* WRITTEN INSTRUCTION *
Give the entries again exactly, every one of them.

(Collected data)
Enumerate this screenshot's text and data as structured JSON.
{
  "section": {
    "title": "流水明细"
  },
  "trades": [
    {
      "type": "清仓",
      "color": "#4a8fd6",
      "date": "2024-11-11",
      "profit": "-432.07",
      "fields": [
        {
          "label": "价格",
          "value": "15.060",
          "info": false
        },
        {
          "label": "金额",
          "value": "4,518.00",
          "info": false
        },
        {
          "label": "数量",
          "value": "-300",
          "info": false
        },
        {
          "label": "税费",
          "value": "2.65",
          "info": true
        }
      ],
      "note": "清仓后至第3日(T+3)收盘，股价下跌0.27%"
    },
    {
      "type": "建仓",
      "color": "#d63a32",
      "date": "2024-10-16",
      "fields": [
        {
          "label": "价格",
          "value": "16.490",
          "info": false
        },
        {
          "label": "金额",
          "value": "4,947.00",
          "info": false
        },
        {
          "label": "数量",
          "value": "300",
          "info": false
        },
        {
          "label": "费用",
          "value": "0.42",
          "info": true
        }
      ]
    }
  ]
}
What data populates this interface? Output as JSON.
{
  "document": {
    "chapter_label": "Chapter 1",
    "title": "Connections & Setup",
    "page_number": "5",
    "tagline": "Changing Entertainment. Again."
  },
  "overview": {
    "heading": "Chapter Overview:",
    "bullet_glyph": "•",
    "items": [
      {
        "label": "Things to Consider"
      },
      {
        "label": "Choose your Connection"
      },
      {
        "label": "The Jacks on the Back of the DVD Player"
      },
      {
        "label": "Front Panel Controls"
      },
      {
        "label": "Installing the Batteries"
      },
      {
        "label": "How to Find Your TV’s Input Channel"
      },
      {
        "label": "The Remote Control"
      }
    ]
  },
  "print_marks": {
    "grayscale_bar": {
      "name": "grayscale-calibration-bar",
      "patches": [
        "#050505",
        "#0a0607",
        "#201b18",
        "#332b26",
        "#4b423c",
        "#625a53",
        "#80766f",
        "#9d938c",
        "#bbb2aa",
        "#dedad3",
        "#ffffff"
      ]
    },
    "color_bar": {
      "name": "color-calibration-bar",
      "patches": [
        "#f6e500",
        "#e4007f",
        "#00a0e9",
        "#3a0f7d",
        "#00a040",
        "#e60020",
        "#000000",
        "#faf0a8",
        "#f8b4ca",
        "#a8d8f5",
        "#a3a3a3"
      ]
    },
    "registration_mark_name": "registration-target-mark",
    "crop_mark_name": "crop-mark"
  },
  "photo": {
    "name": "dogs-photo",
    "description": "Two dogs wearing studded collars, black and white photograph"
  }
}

* COMPLETED EXERCISE *
Enumerate this screenshot's text and data as structured JSON.
{
  "section": {
    "title": "流水明细"
  },
  "trades": [
    {
      "type": "清仓",
      "color": "#4a8fd6",
      "date": "2024-11-11",
      "profit": "-432.07",
      "fields": [
        {
          "label": "价格",
          "value": "15.060",
          "info": false
        },
        {
          "label": "金额",
          "value": "4,518.00",
          "info": false
        },
        {
          "label": "数量",
          "value": "-300",
          "info": false
        },
        {
          "label": "税费",
          "value": "2.65",
          "info": true
        }
      ],
      "note": "清仓后至第3日(T+3)收盘，股价下跌0.27%"
    },
    {
      "type": "建仓",
      "color": "#d63a32",
      "date": "2024-10-16",
      "fields": [
        {
          "label": "价格",
          "value": "16.490",
          "info": false
        },
        {
          "label": "金额",
          "value": "4,947.00",
          "info": false
        },
        {
          "label": "数量",
          "value": "300",
          "info": false
        },
        {
          "label": "费用",
          "value": "0.42",
          "info": true
        }
      ]
    }
  ]
}
What data populates this interface? Output as JSON.
{
  "document": {
    "chapter_label": "Chapter 1",
    "title": "Connections & Setup",
    "page_number": "5",
    "tagline": "Changing Entertainment. Again."
  },
  "overview": {
    "heading": "Chapter Overview:",
    "bullet_glyph": "•",
    "items": [
      {
        "label": "Things to Consider"
      },
      {
        "label": "Choose your Connection"
      },
      {
        "label": "The Jacks on the Back of the DVD Player"
      },
      {
        "label": "Front Panel Controls"
      },
      {
        "label": "Installing the Batteries"
      },
      {
        "label": "How to Find Your TV’s Input Channel"
      },
      {
        "label": "The Remote Control"
      }
    ]
  },
  "print_marks": {
    "grayscale_bar": {
      "name": "grayscale-calibration-bar",
      "patches": [
        "#050505",
        "#0a0607",
        "#201b18",
        "#332b26",
        "#4b423c",
        "#625a53",
        "#80766f",
        "#9d938c",
        "#bbb2aa",
        "#dedad3",
        "#ffffff"
      ]
    },
    "color_bar": {
      "name": "color-calibration-bar",
      "patches": [
        "#f6e500",
        "#e4007f",
        "#00a0e9",
        "#3a0f7d",
        "#00a040",
        "#e60020",
        "#000000",
        "#faf0a8",
        "#f8b4ca",
        "#a8d8f5",
        "#a3a3a3"
      ]
    },
    "registration_mark_name": "registration-target-mark",
    "crop_mark_name": "crop-mark"
  },
  "photo": {
    "name": "dogs-photo",
    "description": "Two dogs wearing studded collars, black and white photograph"
  }
}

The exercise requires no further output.